Task details:
Extract the full set of records, then give each one again exactly.
/---
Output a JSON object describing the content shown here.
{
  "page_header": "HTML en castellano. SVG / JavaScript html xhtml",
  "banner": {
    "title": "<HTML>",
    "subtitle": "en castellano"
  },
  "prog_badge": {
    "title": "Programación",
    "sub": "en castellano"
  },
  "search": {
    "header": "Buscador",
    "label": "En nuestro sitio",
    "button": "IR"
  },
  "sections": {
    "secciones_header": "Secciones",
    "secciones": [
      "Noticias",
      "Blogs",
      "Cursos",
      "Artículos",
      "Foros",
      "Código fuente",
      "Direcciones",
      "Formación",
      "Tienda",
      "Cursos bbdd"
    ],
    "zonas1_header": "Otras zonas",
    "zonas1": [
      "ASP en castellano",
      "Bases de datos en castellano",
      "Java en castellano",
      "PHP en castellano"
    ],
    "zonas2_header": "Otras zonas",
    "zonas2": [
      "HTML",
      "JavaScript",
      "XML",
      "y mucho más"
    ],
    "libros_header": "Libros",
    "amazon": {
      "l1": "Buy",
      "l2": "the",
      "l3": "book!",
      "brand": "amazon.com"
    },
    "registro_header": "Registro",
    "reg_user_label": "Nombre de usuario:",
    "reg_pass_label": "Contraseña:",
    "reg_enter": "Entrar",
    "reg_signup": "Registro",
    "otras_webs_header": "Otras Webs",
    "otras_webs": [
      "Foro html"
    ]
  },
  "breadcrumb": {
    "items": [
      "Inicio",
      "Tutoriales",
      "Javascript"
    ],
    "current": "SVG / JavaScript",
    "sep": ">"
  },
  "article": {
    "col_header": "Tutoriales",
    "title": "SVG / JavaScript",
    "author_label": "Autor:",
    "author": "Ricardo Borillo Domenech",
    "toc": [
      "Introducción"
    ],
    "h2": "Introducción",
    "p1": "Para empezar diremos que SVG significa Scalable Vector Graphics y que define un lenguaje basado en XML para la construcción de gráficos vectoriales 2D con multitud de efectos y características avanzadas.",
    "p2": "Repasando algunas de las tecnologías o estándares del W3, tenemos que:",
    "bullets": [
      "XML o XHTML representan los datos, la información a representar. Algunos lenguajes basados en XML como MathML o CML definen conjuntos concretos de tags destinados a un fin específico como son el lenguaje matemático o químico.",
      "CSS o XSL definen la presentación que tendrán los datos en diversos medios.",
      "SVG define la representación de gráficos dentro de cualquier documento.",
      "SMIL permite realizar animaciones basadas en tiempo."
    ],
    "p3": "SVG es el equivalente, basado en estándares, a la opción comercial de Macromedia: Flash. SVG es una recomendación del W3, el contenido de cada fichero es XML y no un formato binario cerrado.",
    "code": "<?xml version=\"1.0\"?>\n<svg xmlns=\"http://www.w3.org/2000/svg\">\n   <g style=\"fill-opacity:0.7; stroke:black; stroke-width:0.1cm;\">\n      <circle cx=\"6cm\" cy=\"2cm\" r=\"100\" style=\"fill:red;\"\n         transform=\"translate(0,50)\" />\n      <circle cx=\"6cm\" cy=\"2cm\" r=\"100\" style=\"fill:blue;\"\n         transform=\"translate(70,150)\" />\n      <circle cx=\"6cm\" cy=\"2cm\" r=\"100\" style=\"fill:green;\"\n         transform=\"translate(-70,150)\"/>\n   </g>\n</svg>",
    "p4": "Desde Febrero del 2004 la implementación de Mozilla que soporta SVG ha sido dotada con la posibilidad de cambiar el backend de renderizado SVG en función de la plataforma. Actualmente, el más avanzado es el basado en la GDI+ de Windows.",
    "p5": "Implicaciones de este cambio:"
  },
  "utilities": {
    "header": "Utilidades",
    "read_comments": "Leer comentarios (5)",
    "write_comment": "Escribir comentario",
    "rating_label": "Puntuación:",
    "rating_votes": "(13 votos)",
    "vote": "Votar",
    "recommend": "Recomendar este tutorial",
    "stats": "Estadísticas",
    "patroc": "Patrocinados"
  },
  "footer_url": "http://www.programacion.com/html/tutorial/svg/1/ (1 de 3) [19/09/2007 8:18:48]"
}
\---
Output of the task:
Output a JSON object describing the content shown here.
{
  "page_header": "HTML en castellano. SVG / JavaScript html xhtml",
  "banner": {
    "title": "<HTML>",
    "subtitle": "en castellano"
  },
  "prog_badge": {
    "title": "Programación",
    "sub": "en castellano"
  },
  "search": {
    "header": "Buscador",
    "label": "En nuestro sitio",
    "button": "IR"
  },
  "sections": {
    "secciones_header": "Secciones",
    "secciones": [
      "Noticias",
      "Blogs",
      "Cursos",
      "Artículos",
      "Foros",
      "Código fuente",
      "Direcciones",
      "Formación",
      "Tienda",
      "Cursos bbdd"
    ],
    "zonas1_header": "Otras zonas",
    "zonas1": [
      "ASP en castellano",
      "Bases de datos en castellano",
      "Java en castellano",
      "PHP en castellano"
    ],
    "zonas2_header": "Otras zonas",
    "zonas2": [
      "HTML",
      "JavaScript",
      "XML",
      "y mucho más"
    ],
    "libros_header": "Libros",
    "amazon": {
      "l1": "Buy",
      "l2": "the",
      "l3": "book!",
      "brand": "amazon.com"
    },
    "registro_header": "Registro",
    "reg_user_label": "Nombre de usuario:",
    "reg_pass_label": "Contraseña:",
    "reg_enter": "Entrar",
    "reg_signup": "Registro",
    "otras_webs_header": "Otras Webs",
    "otras_webs": [
      "Foro html"
    ]
  },
  "breadcrumb": {
    "items": [
      "Inicio",
      "Tutoriales",
      "Javascript"
    ],
    "current": "SVG / JavaScript",
    "sep": ">"
  },
  "article": {
    "col_header": "Tutoriales",
    "title": "SVG / JavaScript",
    "author_label": "Autor:",
    "author": "Ricardo Borillo Domenech",
    "toc": [
      "Introducción"
    ],
    "h2": "Introducción",
    "p1": "Para empezar diremos que SVG significa Scalable Vector Graphics y que define un lenguaje basado en XML para la construcción de gráficos vectoriales 2D con multitud de efectos y características avanzadas.",
    "p2": "Repasando algunas de las tecnologías o estándares del W3, tenemos que:",
    "bullets": [
      "XML o XHTML representan los datos, la información a representar. Algunos lenguajes basados en XML como MathML o CML definen conjuntos concretos de tags destinados a un fin específico como son el lenguaje matemático o químico.",
      "CSS o XSL definen la presentación que tendrán los datos en diversos medios.",
      "SVG define la representación de gráficos dentro de cualquier documento.",
      "SMIL permite realizar animaciones basadas en tiempo."
    ],
    "p3": "SVG es el equivalente, basado en estándares, a la opción comercial de Macromedia: Flash. SVG es una recomendación del W3, el contenido de cada fichero es XML y no un formato binario cerrado.",
    "code": "<?xml version=\"1.0\"?>\n<svg xmlns=\"http://www.w3.org/2000/svg\">\n   <g style=\"fill-opacity:0.7; stroke:black; stroke-width:0.1cm;\">\n      <circle cx=\"6cm\" cy=\"2cm\" r=\"100\" style=\"fill:red;\"\n         transform=\"translate(0,50)\" />\n      <circle cx=\"6cm\" cy=\"2cm\" r=\"100\" style=\"fill:blue;\"\n         transform=\"translate(70,150)\" />\n      <circle cx=\"6cm\" cy=\"2cm\" r=\"100\" style=\"fill:green;\"\n         transform=\"translate(-70,150)\"/>\n   </g>\n</svg>",
    "p4": "Desde Febrero del 2004 la implementación de Mozilla que soporta SVG ha sido dotada con la posibilidad de cambiar el backend de renderizado SVG en función de la plataforma. Actualmente, el más avanzado es el basado en la GDI+ de Windows.",
    "p5": "Implicaciones de este cambio:"
  },
  "utilities": {
    "header": "Utilidades",
    "read_comments": "Leer comentarios (5)",
    "write_comment": "Escribir comentario",
    "rating_label": "Puntuación:",
    "rating_votes": "(13 votos)",
    "vote": "Votar",
    "recommend": "Recomendar este tutorial",
    "stats": "Estadísticas",
    "patroc": "Patrocinados"
  },
  "footer_url": "http://www.programacion.com/html/tutorial/svg/1/ (1 de 3) [19/09/2007 8:18:48]"
}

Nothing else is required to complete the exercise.